[Records from a collection of figures]
+---+
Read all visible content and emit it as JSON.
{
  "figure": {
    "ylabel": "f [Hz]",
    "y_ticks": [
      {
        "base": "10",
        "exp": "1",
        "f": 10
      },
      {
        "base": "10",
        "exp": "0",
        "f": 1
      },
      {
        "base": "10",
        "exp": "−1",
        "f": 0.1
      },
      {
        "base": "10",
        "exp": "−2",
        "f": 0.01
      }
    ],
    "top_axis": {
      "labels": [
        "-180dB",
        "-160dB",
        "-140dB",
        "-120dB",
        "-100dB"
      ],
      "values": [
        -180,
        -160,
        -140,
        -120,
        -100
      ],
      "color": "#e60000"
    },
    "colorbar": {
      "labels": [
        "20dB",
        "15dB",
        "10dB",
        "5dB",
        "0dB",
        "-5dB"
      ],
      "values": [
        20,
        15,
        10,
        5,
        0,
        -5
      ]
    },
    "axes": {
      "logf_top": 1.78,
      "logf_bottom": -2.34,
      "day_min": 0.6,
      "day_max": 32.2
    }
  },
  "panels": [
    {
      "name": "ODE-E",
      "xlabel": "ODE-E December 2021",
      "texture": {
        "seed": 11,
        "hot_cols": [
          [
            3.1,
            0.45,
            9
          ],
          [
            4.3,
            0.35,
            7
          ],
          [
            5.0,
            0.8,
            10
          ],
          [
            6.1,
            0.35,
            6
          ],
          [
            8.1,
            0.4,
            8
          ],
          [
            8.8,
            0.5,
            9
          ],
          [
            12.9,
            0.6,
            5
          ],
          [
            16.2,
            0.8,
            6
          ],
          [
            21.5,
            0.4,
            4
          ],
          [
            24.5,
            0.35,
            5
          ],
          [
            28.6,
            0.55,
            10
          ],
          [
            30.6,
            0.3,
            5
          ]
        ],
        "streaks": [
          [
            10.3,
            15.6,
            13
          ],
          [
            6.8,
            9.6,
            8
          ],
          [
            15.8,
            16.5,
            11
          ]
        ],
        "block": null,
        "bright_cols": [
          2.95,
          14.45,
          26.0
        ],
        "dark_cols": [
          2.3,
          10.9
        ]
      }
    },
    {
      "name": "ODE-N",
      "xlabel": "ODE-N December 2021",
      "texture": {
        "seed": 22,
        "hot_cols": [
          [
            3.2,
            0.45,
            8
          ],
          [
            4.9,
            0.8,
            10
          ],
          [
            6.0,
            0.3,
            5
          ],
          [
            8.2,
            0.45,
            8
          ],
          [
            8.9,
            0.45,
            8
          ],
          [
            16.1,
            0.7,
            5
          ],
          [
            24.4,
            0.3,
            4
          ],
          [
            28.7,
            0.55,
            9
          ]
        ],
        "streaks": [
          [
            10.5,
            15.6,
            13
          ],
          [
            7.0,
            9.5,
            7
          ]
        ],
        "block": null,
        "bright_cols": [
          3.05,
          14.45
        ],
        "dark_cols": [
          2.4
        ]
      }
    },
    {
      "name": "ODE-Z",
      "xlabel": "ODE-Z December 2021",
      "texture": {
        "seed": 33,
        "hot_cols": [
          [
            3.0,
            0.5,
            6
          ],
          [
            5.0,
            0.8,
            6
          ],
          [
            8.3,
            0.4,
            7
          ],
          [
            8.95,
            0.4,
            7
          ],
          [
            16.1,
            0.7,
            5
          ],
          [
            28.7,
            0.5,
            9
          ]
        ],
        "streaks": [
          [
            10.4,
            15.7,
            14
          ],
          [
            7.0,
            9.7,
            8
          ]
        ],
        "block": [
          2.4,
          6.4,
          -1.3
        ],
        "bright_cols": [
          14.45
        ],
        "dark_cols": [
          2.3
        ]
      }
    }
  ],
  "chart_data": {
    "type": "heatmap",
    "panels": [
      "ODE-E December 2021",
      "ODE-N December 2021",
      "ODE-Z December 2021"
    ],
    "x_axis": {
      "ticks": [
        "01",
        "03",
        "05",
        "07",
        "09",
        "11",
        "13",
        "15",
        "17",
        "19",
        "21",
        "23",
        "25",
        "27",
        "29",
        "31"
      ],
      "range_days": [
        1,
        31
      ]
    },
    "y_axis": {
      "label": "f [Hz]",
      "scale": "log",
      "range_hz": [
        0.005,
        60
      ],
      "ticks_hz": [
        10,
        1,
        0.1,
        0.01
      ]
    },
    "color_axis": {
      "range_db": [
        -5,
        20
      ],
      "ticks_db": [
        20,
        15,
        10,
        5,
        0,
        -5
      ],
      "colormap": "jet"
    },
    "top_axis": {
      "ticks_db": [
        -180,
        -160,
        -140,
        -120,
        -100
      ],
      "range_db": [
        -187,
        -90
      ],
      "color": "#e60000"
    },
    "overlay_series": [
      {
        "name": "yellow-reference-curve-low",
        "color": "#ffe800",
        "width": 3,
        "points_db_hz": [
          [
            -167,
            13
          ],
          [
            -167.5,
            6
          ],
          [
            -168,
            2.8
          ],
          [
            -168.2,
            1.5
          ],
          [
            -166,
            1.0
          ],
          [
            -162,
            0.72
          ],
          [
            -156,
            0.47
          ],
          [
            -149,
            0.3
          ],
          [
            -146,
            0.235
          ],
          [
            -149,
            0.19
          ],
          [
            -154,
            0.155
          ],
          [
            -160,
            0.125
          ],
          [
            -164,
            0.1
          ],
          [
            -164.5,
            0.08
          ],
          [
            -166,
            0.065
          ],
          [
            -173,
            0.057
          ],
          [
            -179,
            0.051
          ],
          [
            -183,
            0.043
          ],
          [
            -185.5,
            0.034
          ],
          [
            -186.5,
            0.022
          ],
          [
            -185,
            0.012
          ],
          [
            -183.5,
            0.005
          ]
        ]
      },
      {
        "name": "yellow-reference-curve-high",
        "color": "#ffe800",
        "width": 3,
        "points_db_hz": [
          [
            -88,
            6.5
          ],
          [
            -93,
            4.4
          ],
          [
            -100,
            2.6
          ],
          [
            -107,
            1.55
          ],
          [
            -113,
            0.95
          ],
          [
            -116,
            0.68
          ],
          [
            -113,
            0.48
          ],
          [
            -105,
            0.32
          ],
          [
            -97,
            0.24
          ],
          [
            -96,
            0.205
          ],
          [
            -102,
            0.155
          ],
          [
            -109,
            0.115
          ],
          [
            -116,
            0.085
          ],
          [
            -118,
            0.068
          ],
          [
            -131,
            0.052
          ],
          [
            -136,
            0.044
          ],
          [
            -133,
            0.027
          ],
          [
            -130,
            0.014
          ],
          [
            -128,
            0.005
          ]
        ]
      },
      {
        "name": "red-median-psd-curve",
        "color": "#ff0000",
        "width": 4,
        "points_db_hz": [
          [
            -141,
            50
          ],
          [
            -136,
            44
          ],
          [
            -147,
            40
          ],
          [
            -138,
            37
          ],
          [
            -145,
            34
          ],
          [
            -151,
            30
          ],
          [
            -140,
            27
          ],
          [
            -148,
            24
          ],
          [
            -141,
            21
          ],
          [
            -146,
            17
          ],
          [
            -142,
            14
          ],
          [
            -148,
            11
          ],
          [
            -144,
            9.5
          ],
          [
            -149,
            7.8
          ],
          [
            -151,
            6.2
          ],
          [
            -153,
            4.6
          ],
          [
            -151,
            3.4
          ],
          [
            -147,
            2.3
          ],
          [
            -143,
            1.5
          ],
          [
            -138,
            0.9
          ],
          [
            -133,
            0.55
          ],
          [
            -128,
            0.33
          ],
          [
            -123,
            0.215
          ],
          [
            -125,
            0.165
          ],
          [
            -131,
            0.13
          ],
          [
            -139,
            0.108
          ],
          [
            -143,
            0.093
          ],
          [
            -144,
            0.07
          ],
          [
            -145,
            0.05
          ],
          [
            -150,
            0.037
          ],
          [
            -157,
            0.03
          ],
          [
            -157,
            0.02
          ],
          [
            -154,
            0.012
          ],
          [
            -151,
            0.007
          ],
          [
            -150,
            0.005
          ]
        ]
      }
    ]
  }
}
+---+
**Brief:** Search the data above for the string "yellow" and copy each line that has it.

**Exercise output:**
        "name": "yellow-reference-curve-low",
        "name": "yellow-reference-curve-high",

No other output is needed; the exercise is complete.